Copy, from the entries below, each line where the word "onaliyun" can be found.

[Data excerpts]
· · · · ·

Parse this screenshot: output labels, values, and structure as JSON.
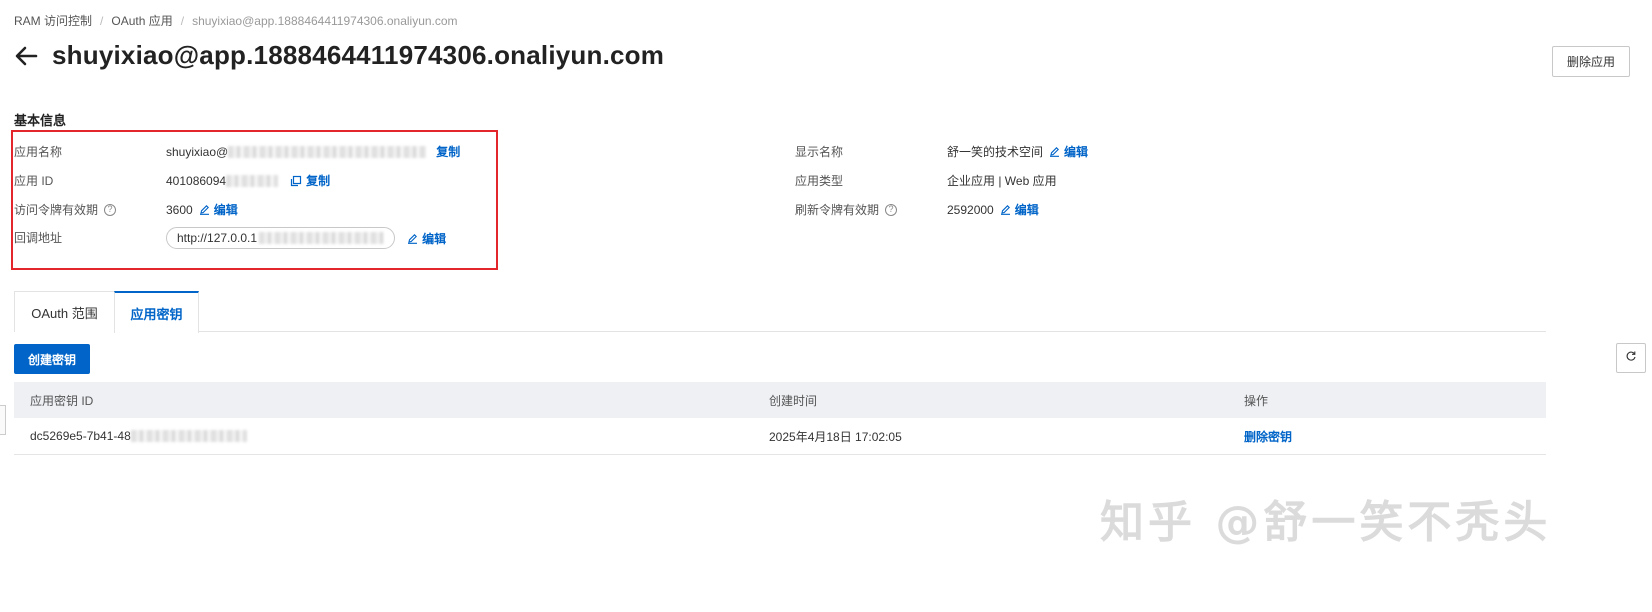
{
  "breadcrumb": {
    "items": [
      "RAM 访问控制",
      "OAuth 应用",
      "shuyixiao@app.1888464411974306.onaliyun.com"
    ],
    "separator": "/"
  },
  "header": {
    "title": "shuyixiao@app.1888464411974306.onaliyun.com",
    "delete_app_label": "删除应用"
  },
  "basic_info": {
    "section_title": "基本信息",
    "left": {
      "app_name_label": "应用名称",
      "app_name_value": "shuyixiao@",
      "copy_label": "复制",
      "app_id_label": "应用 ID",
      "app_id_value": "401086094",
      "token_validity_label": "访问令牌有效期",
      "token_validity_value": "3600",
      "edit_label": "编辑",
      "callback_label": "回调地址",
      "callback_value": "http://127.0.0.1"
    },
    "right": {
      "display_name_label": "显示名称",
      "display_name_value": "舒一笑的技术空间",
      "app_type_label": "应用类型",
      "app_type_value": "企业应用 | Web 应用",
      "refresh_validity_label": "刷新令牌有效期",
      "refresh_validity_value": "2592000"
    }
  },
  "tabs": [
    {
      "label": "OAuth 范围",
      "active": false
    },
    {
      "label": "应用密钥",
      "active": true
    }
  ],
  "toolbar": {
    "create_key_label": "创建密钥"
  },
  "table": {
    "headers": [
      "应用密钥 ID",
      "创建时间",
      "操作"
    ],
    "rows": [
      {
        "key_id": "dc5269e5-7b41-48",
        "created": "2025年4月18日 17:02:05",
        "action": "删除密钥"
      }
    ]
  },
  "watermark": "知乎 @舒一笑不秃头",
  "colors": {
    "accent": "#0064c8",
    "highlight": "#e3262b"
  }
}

· · · · ·

▶ _EXERCISE OUTPUT_
      "shuyixiao@app.1888464411974306.onaliyun.com"
    "title": "shuyixiao@app.1888464411974306.onaliyun.com",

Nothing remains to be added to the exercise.